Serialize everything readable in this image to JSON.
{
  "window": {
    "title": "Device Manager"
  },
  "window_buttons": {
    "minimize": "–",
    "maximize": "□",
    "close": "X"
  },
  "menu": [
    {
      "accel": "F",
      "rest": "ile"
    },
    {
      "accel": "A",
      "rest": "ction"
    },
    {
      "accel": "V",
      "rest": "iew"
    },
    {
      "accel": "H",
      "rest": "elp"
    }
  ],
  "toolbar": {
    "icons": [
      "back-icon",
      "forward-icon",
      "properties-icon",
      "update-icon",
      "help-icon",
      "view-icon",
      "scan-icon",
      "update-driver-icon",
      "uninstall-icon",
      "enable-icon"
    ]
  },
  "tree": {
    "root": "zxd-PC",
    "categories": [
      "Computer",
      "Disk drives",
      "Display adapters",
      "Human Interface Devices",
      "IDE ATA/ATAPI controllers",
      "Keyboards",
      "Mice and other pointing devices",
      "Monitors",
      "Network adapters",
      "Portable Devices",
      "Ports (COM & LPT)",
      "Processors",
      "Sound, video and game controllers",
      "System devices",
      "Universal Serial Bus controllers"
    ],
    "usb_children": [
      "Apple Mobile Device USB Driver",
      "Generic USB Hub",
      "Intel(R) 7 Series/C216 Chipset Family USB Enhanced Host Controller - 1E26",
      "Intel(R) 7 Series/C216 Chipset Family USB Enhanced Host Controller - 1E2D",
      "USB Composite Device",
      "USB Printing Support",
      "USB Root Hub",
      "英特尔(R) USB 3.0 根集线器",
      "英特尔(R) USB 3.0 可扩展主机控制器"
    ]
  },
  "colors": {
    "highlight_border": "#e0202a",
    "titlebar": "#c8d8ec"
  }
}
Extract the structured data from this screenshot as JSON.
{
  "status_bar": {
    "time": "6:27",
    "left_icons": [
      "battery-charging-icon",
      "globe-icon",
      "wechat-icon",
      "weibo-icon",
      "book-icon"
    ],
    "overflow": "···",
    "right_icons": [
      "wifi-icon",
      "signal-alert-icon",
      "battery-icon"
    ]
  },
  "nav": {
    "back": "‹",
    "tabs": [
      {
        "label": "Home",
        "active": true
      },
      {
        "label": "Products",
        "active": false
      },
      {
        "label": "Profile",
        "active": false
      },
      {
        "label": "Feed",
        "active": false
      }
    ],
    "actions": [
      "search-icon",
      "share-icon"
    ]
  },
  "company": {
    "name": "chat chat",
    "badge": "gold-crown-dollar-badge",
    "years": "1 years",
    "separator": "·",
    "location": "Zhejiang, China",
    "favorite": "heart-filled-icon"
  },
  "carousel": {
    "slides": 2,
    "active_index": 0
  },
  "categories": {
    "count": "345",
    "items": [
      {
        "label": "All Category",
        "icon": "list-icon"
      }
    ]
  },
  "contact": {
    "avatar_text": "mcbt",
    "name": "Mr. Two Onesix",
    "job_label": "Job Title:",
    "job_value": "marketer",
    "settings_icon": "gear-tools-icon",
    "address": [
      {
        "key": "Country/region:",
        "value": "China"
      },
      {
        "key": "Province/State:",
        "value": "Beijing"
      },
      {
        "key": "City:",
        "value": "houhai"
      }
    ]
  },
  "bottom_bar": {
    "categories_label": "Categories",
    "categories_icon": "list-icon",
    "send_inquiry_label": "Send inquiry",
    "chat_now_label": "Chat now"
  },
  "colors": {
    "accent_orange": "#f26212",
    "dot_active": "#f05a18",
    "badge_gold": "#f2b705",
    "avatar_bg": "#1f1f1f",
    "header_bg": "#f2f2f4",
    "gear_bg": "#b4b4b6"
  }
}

■ ■ ■ ■ ■ ■ ■

> **Task prompt**
Copy every line of the material, please, keeping it exactly the same.

> **Exercise solution**
Serialize everything readable in this image to JSON.
{
  "window": {
    "title": "Device Manager"
  },
  "window_buttons": {
    "minimize": "–",
    "maximize": "□",
    "close": "X"
  },
  "menu": [
    {
      "accel": "F",
      "rest": "ile"
    },
    {
      "accel": "A",
      "rest": "ction"
    },
    {
      "accel": "V",
      "rest": "iew"
    },
    {
      "accel": "H",
      "rest": "elp"
    }
  ],
  "toolbar": {
    "icons": [
      "back-icon",
      "forward-icon",
      "properties-icon",
      "update-icon",
      "help-icon",
      "view-icon",
      "scan-icon",
      "update-driver-icon",
      "uninstall-icon",
      "enable-icon"
    ]
  },
  "tree": {
    "root": "zxd-PC",
    "categories": [
      "Computer",
      "Disk drives",
      "Display adapters",
      "Human Interface Devices",
      "IDE ATA/ATAPI controllers",
      "Keyboards",
      "Mice and other pointing devices",
      "Monitors",
      "Network adapters",
      "Portable Devices",
      "Ports (COM & LPT)",
      "Processors",
      "Sound, video and game controllers",
      "System devices",
      "Universal Serial Bus controllers"
    ],
    "usb_children": [
      "Apple Mobile Device USB Driver",
      "Generic USB Hub",
      "Intel(R) 7 Series/C216 Chipset Family USB Enhanced Host Controller - 1E26",
      "Intel(R) 7 Series/C216 Chipset Family USB Enhanced Host Controller - 1E2D",
      "USB Composite Device",
      "USB Printing Support",
      "USB Root Hub",
      "英特尔(R) USB 3.0 根集线器",
      "英特尔(R) USB 3.0 可扩展主机控制器"
    ]
  },
  "colors": {
    "highlight_border": "#e0202a",
    "titlebar": "#c8d8ec"
  }
}
Extract the structured data from this screenshot as JSON.
{
  "status_bar": {
    "time": "6:27",
    "left_icons": [
      "battery-charging-icon",
      "globe-icon",
      "wechat-icon",
      "weibo-icon",
      "book-icon"
    ],
    "overflow": "···",
    "right_icons": [
      "wifi-icon",
      "signal-alert-icon",
      "battery-icon"
    ]
  },
  "nav": {
    "back": "‹",
    "tabs": [
      {
        "label": "Home",
        "active": true
      },
      {
        "label": "Products",
        "active": false
      },
      {
        "label": "Profile",
        "active": false
      },
      {
        "label": "Feed",
        "active": false
      }
    ],
    "actions": [
      "search-icon",
      "share-icon"
    ]
  },
  "company": {
    "name": "chat chat",
    "badge": "gold-crown-dollar-badge",
    "years": "1 years",
    "separator": "·",
    "location": "Zhejiang, China",
    "favorite": "heart-filled-icon"
  },
  "carousel": {
    "slides": 2,
    "active_index": 0
  },
  "categories": {
    "count": "345",
    "items": [
      {
        "label": "All Category",
        "icon": "list-icon"
      }
    ]
  },
  "contact": {
    "avatar_text": "mcbt",
    "name": "Mr. Two Onesix",
    "job_label": "Job Title:",
    "job_value": "marketer",
    "settings_icon": "gear-tools-icon",
    "address": [
      {
        "key": "Country/region:",
        "value": "China"
      },
      {
        "key": "Province/State:",
        "value": "Beijing"
      },
      {
        "key": "City:",
        "value": "houhai"
      }
    ]
  },
  "bottom_bar": {
    "categories_label": "Categories",
    "categories_icon": "list-icon",
    "send_inquiry_label": "Send inquiry",
    "chat_now_label": "Chat now"
  },
  "colors": {
    "accent_orange": "#f26212",
    "dot_active": "#f05a18",
    "badge_gold": "#f2b705",
    "avatar_bg": "#1f1f1f",
    "header_bg": "#f2f2f4",
    "gear_bg": "#b4b4b6"
  }
}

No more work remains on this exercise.